* _Exercise brief_
Using the records below, please work out how many lines contain "اپنے"; answer with the number alone.

┌──

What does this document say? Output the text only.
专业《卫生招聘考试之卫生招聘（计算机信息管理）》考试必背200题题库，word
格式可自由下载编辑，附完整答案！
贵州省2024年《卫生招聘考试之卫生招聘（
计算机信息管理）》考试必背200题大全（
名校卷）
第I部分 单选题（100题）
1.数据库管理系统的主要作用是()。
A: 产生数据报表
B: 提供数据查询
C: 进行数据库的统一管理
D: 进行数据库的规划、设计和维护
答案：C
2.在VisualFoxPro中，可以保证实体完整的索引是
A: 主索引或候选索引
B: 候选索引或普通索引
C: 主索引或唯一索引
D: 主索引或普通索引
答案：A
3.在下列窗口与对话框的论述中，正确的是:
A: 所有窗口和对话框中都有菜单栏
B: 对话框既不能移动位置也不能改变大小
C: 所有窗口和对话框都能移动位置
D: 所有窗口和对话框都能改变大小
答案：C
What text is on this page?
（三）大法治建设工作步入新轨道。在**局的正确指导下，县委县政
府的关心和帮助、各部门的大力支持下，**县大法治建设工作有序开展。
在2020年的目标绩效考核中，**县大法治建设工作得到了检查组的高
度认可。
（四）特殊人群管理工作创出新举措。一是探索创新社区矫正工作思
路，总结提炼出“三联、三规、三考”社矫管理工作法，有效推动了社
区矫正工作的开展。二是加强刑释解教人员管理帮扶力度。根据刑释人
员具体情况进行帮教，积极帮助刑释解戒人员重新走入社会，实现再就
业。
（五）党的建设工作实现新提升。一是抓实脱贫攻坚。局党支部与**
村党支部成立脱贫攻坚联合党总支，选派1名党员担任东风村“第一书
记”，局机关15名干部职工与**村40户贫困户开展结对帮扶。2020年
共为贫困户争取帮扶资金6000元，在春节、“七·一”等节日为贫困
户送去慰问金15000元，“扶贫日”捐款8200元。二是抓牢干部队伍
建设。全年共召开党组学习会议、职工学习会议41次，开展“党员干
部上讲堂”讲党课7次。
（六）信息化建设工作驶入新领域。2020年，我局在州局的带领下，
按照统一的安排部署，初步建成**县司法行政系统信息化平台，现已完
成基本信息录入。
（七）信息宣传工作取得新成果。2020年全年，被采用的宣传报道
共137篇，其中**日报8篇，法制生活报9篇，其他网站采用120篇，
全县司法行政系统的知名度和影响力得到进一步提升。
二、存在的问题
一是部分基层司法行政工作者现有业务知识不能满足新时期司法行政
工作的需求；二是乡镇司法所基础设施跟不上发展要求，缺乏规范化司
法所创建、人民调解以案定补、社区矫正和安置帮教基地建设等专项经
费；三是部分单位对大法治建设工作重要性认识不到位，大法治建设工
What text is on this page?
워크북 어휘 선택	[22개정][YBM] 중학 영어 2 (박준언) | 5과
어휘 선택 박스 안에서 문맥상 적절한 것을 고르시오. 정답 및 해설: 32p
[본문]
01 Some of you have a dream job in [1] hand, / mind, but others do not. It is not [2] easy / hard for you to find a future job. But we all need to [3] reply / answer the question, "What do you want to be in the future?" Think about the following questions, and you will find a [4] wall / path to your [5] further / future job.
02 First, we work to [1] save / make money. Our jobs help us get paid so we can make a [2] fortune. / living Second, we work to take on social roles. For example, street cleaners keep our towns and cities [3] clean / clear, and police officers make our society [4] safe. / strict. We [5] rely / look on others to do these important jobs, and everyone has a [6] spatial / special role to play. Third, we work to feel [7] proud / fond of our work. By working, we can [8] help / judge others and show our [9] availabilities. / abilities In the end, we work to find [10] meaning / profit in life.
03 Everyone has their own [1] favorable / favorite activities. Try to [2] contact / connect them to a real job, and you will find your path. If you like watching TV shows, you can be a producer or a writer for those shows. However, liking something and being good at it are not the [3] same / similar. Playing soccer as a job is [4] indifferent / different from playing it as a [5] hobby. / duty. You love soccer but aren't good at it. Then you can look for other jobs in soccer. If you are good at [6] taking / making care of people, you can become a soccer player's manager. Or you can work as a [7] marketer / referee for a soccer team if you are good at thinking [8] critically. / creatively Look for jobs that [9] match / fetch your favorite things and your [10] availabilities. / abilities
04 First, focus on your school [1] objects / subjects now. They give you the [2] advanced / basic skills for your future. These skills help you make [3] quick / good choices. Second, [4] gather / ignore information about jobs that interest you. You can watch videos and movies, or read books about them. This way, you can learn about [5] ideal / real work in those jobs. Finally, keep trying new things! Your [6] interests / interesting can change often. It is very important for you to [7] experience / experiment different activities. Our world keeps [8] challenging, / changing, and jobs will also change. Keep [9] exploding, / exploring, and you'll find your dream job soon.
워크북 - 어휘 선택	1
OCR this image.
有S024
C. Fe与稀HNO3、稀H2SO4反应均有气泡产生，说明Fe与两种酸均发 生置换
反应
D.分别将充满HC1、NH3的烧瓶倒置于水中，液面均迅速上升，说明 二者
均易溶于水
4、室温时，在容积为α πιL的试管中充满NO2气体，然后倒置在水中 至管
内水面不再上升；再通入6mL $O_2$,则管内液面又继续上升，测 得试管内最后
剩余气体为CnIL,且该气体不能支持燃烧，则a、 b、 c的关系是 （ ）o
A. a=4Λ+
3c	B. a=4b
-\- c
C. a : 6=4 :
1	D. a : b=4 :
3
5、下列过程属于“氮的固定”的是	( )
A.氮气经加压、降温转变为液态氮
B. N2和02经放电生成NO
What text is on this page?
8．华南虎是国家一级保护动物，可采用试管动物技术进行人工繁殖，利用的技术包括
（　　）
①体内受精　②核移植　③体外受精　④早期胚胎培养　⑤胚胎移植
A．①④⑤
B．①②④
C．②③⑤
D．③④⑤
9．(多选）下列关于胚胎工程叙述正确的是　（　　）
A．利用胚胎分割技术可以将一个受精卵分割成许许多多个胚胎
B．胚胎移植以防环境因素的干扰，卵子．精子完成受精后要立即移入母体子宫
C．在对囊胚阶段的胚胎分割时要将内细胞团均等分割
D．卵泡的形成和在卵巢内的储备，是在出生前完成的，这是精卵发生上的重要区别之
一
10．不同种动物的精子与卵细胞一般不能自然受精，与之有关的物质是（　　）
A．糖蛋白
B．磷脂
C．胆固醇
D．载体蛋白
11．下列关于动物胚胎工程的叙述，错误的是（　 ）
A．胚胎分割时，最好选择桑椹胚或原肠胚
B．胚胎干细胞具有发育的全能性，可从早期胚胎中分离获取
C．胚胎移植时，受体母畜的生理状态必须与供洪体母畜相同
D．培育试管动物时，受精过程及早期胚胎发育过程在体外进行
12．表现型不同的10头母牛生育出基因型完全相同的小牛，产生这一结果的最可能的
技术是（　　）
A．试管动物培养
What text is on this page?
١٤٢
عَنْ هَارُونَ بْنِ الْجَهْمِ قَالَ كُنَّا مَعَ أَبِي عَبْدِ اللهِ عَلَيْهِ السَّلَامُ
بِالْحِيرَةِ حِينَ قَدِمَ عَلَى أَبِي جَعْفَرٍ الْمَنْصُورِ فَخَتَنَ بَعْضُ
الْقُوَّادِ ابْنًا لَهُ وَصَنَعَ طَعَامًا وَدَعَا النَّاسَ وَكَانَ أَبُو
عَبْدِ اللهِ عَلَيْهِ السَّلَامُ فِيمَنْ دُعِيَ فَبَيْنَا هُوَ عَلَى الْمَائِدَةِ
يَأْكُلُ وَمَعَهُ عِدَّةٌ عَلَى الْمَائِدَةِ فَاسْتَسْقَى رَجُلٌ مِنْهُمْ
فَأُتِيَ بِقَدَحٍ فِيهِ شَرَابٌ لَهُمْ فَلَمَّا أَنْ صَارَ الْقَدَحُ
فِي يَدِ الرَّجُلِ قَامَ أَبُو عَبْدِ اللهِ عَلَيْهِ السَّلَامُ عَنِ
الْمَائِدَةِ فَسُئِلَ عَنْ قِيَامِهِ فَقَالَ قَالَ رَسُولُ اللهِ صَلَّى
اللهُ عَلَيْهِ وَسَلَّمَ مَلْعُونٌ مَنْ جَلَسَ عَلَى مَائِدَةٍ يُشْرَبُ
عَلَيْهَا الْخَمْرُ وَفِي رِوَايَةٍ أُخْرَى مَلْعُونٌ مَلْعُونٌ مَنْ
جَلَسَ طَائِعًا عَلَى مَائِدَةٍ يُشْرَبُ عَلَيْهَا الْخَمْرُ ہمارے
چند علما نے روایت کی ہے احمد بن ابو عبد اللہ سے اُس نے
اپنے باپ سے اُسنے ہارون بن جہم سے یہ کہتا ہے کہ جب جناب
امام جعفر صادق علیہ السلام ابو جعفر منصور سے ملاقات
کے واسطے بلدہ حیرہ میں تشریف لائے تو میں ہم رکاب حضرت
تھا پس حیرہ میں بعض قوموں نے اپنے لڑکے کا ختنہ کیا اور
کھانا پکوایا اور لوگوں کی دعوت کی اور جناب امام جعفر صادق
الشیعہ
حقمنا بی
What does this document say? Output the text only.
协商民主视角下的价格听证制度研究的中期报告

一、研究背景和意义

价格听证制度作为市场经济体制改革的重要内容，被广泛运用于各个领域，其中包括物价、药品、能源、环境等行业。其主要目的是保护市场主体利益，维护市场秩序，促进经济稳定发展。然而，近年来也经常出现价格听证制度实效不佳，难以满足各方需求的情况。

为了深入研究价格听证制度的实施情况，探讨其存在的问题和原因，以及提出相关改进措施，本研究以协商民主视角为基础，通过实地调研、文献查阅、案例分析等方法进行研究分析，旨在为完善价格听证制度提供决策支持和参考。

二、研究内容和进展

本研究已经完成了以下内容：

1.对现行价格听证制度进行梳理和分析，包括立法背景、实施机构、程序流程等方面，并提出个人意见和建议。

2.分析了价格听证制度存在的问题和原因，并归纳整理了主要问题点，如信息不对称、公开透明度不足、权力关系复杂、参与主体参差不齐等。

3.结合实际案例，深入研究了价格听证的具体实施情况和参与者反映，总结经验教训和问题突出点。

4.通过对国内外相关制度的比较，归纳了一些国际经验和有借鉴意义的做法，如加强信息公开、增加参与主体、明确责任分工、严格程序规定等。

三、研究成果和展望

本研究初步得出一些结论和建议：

└──

* _Solved problem_
2